WHAT TO WORK ON |
Restate the entire listing word for word.

[Start of MATERIAL TO PROCESS]

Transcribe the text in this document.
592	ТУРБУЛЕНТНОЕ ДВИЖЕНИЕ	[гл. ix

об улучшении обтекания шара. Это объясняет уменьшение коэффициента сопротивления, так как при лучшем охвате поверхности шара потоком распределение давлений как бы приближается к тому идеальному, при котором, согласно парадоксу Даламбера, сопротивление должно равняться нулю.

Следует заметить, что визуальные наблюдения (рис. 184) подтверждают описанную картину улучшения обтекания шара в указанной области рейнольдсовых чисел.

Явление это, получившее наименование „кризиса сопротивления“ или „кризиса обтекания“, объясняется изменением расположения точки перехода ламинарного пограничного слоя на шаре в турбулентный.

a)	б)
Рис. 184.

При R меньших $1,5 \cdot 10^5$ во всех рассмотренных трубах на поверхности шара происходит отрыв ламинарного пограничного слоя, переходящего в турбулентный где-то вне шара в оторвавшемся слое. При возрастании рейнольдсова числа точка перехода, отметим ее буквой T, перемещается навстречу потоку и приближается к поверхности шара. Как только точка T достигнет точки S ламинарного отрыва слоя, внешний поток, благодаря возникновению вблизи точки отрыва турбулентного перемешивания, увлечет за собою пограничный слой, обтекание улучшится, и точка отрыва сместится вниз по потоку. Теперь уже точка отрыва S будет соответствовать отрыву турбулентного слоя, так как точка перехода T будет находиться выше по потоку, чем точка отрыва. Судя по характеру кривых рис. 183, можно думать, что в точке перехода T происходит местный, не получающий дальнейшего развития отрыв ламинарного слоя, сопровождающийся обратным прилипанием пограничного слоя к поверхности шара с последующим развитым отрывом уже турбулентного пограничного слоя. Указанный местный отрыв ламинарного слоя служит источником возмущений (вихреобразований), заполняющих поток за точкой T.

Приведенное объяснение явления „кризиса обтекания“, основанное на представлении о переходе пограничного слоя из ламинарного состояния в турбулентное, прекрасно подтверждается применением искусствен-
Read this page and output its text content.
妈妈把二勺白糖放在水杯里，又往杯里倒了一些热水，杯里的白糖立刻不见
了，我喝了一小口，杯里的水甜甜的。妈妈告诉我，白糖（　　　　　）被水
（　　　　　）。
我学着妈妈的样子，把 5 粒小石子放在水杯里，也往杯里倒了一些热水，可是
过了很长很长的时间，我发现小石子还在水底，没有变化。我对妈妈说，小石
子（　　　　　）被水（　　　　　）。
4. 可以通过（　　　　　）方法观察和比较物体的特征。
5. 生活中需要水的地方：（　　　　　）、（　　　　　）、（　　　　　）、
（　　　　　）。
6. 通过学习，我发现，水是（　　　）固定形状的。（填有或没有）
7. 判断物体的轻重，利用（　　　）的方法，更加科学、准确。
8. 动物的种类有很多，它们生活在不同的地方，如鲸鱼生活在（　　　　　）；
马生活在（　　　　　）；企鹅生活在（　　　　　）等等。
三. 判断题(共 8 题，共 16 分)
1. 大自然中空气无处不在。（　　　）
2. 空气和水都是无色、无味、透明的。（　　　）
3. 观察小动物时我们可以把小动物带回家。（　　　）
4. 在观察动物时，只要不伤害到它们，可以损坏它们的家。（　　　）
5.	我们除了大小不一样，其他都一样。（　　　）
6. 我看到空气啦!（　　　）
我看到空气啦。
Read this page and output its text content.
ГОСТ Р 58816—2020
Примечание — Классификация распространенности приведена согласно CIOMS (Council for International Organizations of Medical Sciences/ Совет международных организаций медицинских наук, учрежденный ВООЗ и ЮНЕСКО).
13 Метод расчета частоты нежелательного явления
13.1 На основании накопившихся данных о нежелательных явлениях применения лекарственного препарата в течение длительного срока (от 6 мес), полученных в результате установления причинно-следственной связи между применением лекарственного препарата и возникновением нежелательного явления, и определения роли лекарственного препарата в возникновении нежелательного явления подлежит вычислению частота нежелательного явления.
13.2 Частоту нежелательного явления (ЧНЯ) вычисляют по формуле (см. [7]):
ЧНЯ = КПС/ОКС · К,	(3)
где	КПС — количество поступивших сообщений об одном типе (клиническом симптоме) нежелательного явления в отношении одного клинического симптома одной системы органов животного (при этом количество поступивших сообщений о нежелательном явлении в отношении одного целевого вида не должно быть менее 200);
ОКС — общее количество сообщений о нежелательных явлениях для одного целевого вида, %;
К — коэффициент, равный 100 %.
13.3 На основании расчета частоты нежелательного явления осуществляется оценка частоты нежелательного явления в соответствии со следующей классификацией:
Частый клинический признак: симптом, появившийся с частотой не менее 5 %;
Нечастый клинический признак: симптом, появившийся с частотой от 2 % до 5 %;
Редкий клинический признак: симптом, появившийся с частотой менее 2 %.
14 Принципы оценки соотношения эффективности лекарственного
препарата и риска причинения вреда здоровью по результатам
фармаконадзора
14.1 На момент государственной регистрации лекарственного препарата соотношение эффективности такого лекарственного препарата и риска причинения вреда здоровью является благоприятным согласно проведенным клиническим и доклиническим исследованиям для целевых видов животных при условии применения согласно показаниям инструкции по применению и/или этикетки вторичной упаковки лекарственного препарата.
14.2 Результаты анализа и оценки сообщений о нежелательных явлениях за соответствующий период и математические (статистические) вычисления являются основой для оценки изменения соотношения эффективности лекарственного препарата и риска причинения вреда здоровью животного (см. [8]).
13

[End of MATERIAL TO PROCESS]

CORRECT OUTPUT |
Transcribe the text in this document.
592	ТУРБУЛЕНТНОЕ ДВИЖЕНИЕ	[гл. ix

об улучшении обтекания шара. Это объясняет уменьшение коэффициента сопротивления, так как при лучшем охвате поверхности шара потоком распределение давлений как бы приближается к тому идеальному, при котором, согласно парадоксу Даламбера, сопротивление должно равняться нулю.

Следует заметить, что визуальные наблюдения (рис. 184) подтверждают описанную картину улучшения обтекания шара в указанной области рейнольдсовых чисел.

Явление это, получившее наименование „кризиса сопротивления“ или „кризиса обтекания“, объясняется изменением расположения точки перехода ламинарного пограничного слоя на шаре в турбулентный.

a)	б)
Рис. 184.

При R меньших $1,5 \cdot 10^5$ во всех рассмотренных трубах на поверхности шара происходит отрыв ламинарного пограничного слоя, переходящего в турбулентный где-то вне шара в оторвавшемся слое. При возрастании рейнольдсова числа точка перехода, отметим ее буквой T, перемещается навстречу потоку и приближается к поверхности шара. Как только точка T достигнет точки S ламинарного отрыва слоя, внешний поток, благодаря возникновению вблизи точки отрыва турбулентного перемешивания, увлечет за собою пограничный слой, обтекание улучшится, и точка отрыва сместится вниз по потоку. Теперь уже точка отрыва S будет соответствовать отрыву турбулентного слоя, так как точка перехода T будет находиться выше по потоку, чем точка отрыва. Судя по характеру кривых рис. 183, можно думать, что в точке перехода T происходит местный, не получающий дальнейшего развития отрыв ламинарного слоя, сопровождающийся обратным прилипанием пограничного слоя к поверхности шара с последующим развитым отрывом уже турбулентного пограничного слоя. Указанный местный отрыв ламинарного слоя служит источником возмущений (вихреобразований), заполняющих поток за точкой T.

Приведенное объяснение явления „кризиса обтекания“, основанное на представлении о переходе пограничного слоя из ламинарного состояния в турбулентное, прекрасно подтверждается применением искусствен-
Read this page and output its text content.
妈妈把二勺白糖放在水杯里，又往杯里倒了一些热水，杯里的白糖立刻不见
了，我喝了一小口，杯里的水甜甜的。妈妈告诉我，白糖（　　　　　）被水
（　　　　　）。
我学着妈妈的样子，把 5 粒小石子放在水杯里，也往杯里倒了一些热水，可是
过了很长很长的时间，我发现小石子还在水底，没有变化。我对妈妈说，小石
子（　　　　　）被水（　　　　　）。
4. 可以通过（　　　　　）方法观察和比较物体的特征。
5. 生活中需要水的地方：（　　　　　）、（　　　　　）、（　　　　　）、
（　　　　　）。
6. 通过学习，我发现，水是（　　　）固定形状的。（填有或没有）
7. 判断物体的轻重，利用（　　　）的方法，更加科学、准确。
8. 动物的种类有很多，它们生活在不同的地方，如鲸鱼生活在（　　　　　）；
马生活在（　　　　　）；企鹅生活在（　　　　　）等等。
三. 判断题(共 8 题，共 16 分)
1. 大自然中空气无处不在。（　　　）
2. 空气和水都是无色、无味、透明的。（　　　）
3. 观察小动物时我们可以把小动物带回家。（　　　）
4. 在观察动物时，只要不伤害到它们，可以损坏它们的家。（　　　）
5.	我们除了大小不一样，其他都一样。（　　　）
6. 我看到空气啦!（　　　）
我看到空气啦。
Read this page and output its text content.
ГОСТ Р 58816—2020
Примечание — Классификация распространенности приведена согласно CIOMS (Council for International Organizations of Medical Sciences/ Совет международных организаций медицинских наук, учрежденный ВООЗ и ЮНЕСКО).
13 Метод расчета частоты нежелательного явления
13.1 На основании накопившихся данных о нежелательных явлениях применения лекарственного препарата в течение длительного срока (от 6 мес), полученных в результате установления причинно-следственной связи между применением лекарственного препарата и возникновением нежелательного явления, и определения роли лекарственного препарата в возникновении нежелательного явления подлежит вычислению частота нежелательного явления.
13.2 Частоту нежелательного явления (ЧНЯ) вычисляют по формуле (см. [7]):
ЧНЯ = КПС/ОКС · К,	(3)
где	КПС — количество поступивших сообщений об одном типе (клиническом симптоме) нежелательного явления в отношении одного клинического симптома одной системы органов животного (при этом количество поступивших сообщений о нежелательном явлении в отношении одного целевого вида не должно быть менее 200);
ОКС — общее количество сообщений о нежелательных явлениях для одного целевого вида, %;
К — коэффициент, равный 100 %.
13.3 На основании расчета частоты нежелательного явления осуществляется оценка частоты нежелательного явления в соответствии со следующей классификацией:
Частый клинический признак: симптом, появившийся с частотой не менее 5 %;
Нечастый клинический признак: симптом, появившийся с частотой от 2 % до 5 %;
Редкий клинический признак: симптом, появившийся с частотой менее 2 %.
14 Принципы оценки соотношения эффективности лекарственного
препарата и риска причинения вреда здоровью по результатам
фармаконадзора
14.1 На момент государственной регистрации лекарственного препарата соотношение эффективности такого лекарственного препарата и риска причинения вреда здоровью является благоприятным согласно проведенным клиническим и доклиническим исследованиям для целевых видов животных при условии применения согласно показаниям инструкции по применению и/или этикетки вторичной упаковки лекарственного препарата.
14.2 Результаты анализа и оценки сообщений о нежелательных явлениях за соответствующий период и математические (статистические) вычисления являются основой для оценки изменения соотношения эффективности лекарственного препарата и риска причинения вреда здоровью животного (см. [8]).
13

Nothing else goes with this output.